# WHAT THIS TASK INVOLVES
Go through the entries below and collect each line with the string "производстве" in it.

# PROVIDED MATERIAL

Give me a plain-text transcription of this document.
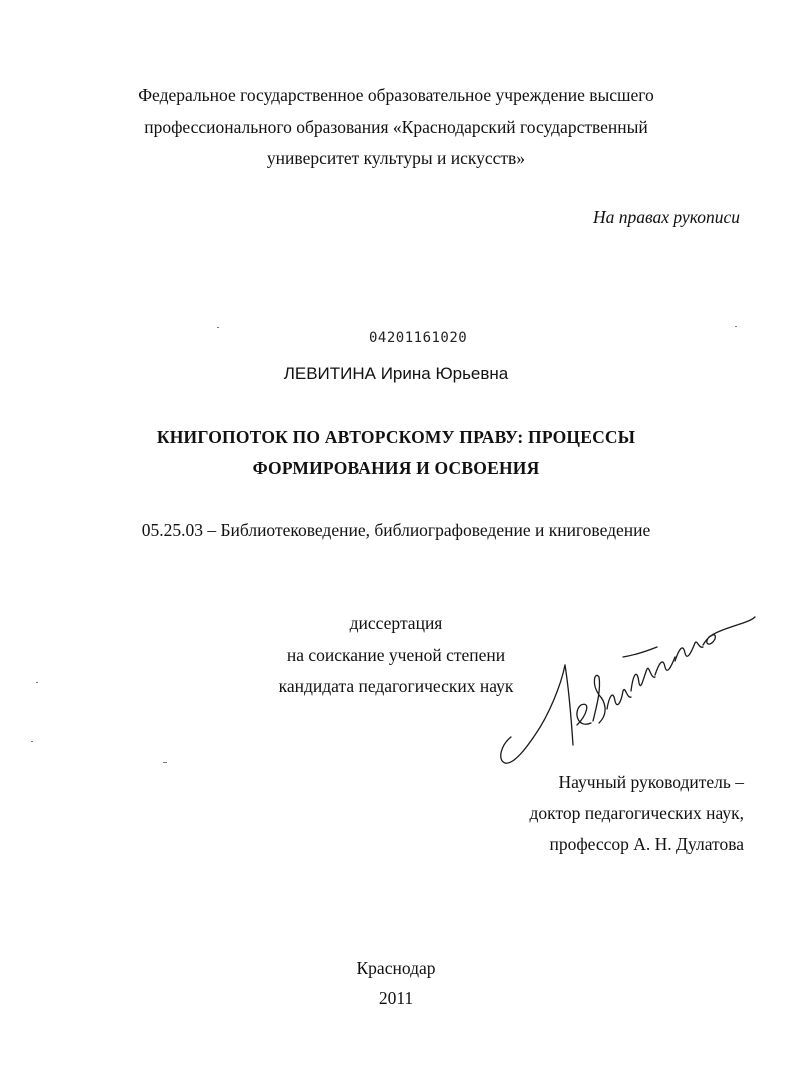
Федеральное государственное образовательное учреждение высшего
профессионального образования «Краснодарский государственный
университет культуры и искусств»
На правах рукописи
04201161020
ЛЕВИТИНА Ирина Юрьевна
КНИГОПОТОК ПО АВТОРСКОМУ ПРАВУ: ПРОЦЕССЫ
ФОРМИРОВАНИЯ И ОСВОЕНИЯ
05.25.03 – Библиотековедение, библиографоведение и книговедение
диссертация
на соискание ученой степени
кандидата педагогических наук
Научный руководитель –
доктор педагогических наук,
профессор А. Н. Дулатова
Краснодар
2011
--
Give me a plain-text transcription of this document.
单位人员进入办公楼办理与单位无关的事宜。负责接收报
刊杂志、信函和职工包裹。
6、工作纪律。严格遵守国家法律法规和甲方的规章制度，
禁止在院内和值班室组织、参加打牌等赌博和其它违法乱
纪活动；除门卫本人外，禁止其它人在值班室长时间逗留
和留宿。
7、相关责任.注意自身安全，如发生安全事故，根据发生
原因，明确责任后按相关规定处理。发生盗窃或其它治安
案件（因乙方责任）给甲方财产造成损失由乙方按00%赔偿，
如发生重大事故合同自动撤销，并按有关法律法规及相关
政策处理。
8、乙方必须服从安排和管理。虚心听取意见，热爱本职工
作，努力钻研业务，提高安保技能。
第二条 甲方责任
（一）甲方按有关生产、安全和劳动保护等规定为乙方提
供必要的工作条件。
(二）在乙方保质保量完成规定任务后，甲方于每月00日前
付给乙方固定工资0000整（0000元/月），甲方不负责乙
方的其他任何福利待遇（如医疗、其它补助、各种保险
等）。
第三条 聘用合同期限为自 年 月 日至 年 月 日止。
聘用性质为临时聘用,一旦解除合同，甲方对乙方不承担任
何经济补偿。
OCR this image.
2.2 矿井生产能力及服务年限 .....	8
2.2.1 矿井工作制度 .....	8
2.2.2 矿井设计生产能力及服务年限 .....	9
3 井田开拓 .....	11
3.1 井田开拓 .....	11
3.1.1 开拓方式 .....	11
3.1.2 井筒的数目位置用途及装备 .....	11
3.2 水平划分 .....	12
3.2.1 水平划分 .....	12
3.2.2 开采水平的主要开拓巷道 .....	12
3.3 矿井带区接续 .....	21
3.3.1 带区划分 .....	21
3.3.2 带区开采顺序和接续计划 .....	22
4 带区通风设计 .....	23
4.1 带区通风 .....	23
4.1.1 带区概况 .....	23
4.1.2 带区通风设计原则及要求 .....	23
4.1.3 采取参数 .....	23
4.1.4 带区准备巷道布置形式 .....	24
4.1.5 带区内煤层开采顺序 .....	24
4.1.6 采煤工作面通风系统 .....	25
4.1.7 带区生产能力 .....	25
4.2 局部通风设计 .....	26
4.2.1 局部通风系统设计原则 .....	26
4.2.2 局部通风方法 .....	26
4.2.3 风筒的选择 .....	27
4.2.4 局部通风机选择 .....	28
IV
---
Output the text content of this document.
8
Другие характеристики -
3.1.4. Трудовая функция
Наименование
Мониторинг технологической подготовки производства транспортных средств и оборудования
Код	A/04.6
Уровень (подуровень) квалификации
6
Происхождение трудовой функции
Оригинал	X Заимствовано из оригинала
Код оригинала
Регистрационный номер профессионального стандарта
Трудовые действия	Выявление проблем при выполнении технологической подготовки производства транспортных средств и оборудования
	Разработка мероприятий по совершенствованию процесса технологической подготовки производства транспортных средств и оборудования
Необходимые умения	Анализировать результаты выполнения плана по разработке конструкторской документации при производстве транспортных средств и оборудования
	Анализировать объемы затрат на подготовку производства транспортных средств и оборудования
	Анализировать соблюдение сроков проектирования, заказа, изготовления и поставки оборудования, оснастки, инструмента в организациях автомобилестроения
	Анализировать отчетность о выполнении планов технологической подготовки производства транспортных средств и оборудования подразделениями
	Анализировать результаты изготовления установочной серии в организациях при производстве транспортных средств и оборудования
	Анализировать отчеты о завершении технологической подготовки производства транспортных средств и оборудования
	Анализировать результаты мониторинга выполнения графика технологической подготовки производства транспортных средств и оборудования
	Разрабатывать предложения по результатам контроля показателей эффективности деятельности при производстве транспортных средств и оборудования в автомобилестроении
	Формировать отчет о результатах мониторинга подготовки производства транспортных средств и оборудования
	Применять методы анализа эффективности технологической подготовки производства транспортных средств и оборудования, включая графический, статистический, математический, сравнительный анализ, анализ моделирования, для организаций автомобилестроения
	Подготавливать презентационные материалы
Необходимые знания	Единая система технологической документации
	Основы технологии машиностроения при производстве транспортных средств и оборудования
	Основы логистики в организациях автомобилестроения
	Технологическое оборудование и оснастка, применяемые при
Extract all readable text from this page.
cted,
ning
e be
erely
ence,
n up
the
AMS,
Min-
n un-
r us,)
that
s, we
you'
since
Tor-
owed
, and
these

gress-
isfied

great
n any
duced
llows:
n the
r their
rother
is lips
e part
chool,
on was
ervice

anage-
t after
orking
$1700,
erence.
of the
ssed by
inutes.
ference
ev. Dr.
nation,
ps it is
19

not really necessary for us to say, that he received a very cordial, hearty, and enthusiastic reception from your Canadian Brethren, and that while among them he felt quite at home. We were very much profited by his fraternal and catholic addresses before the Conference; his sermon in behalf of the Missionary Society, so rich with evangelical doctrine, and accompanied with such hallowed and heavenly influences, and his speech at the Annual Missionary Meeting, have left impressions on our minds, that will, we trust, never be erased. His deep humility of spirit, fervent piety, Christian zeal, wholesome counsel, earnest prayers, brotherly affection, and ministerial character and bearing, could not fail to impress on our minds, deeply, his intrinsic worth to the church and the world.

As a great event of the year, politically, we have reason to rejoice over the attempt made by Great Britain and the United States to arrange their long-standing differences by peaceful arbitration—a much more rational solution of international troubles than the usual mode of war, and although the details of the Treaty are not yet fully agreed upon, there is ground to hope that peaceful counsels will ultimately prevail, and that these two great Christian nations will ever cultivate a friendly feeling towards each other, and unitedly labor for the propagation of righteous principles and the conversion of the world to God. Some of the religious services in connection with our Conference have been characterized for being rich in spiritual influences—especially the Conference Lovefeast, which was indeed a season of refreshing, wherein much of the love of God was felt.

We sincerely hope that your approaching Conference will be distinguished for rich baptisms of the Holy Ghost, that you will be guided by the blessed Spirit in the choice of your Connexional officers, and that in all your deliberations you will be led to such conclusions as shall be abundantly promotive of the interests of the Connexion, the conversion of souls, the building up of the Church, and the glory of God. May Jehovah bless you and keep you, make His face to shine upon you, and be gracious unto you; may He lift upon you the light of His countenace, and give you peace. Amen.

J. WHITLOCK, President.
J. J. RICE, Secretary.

# EXERCISE ANSWER
Необходимые умения	Анализировать результаты выполнения плана по разработке конструкторской документации при производстве транспортных средств и оборудования
	Анализировать результаты изготовления установочной серии в организациях при производстве транспортных средств и оборудования
	Разрабатывать предложения по результатам контроля показателей эффективности деятельности при производстве транспортных средств и оборудования в автомобилестроении
	Основы технологии машиностроения при производстве транспортных средств и оборудования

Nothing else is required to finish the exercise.